CHALLENGE:
Repeat the data below exactly, dropping any pictures it holds.

INPUT RECORDS:
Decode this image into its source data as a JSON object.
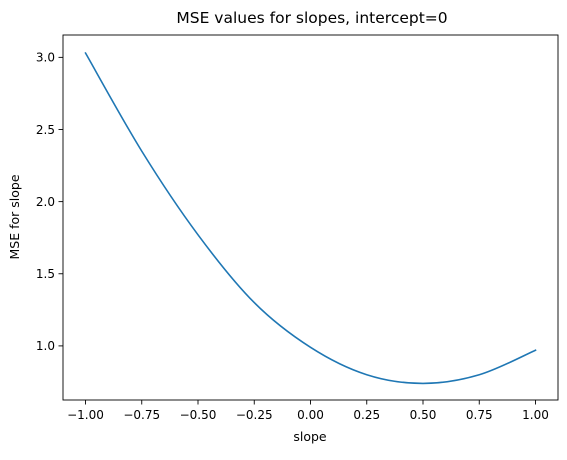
{
  "chart_data": {
    "type": "line",
    "title": "MSE values for slopes, intercept=0",
    "xlabel": "slope",
    "ylabel": "MSE for slope",
    "xlim": [
      -1.1,
      1.1
    ],
    "ylim": [
      0.625,
      3.155
    ],
    "xticks": [
      -1.0,
      -0.75,
      -0.5,
      -0.25,
      0.0,
      0.25,
      0.5,
      0.75,
      1.0
    ],
    "xtick_labels": [
      "−1.00",
      "−0.75",
      "−0.50",
      "−0.25",
      "0.00",
      "0.25",
      "0.50",
      "0.75",
      "1.00"
    ],
    "yticks": [
      1.0,
      1.5,
      2.0,
      2.5,
      3.0
    ],
    "ytick_labels": [
      "1.0",
      "1.5",
      "2.0",
      "2.5",
      "3.0"
    ],
    "grid": false,
    "legend": "none",
    "series": [
      {
        "color": "#1f77b4",
        "x": [
          -1.0,
          -0.75,
          -0.5,
          -0.25,
          0.0,
          0.25,
          0.5,
          0.75,
          1.0
        ],
        "y": [
          3.03,
          2.35,
          1.77,
          1.3,
          0.99,
          0.8,
          0.74,
          0.8,
          0.97
        ]
      }
    ]
  }
}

WRITTEN REPLY:
Decode this image into its source data as a JSON object.
{
  "chart_data": {
    "type": "line",
    "title": "MSE values for slopes, intercept=0",
    "xlabel": "slope",
    "ylabel": "MSE for slope",
    "xlim": [
      -1.1,
      1.1
    ],
    "ylim": [
      0.625,
      3.155
    ],
    "xticks": [
      -1.0,
      -0.75,
      -0.5,
      -0.25,
      0.0,
      0.25,
      0.5,
      0.75,
      1.0
    ],
    "xtick_labels": [
      "−1.00",
      "−0.75",
      "−0.50",
      "−0.25",
      "0.00",
      "0.25",
      "0.50",
      "0.75",
      "1.00"
    ],
    "yticks": [
      1.0,
      1.5,
      2.0,
      2.5,
      3.0
    ],
    "ytick_labels": [
      "1.0",
      "1.5",
      "2.0",
      "2.5",
      "3.0"
    ],
    "grid": false,
    "legend": "none",
    "series": [
      {
        "color": "#1f77b4",
        "x": [
          -1.0,
          -0.75,
          -0.5,
          -0.25,
          0.0,
          0.25,
          0.5,
          0.75,
          1.0
        ],
        "y": [
          3.03,
          2.35,
          1.77,
          1.3,
          0.99,
          0.8,
          0.74,
          0.8,
          0.97
        ]
      }
    ]
  }
}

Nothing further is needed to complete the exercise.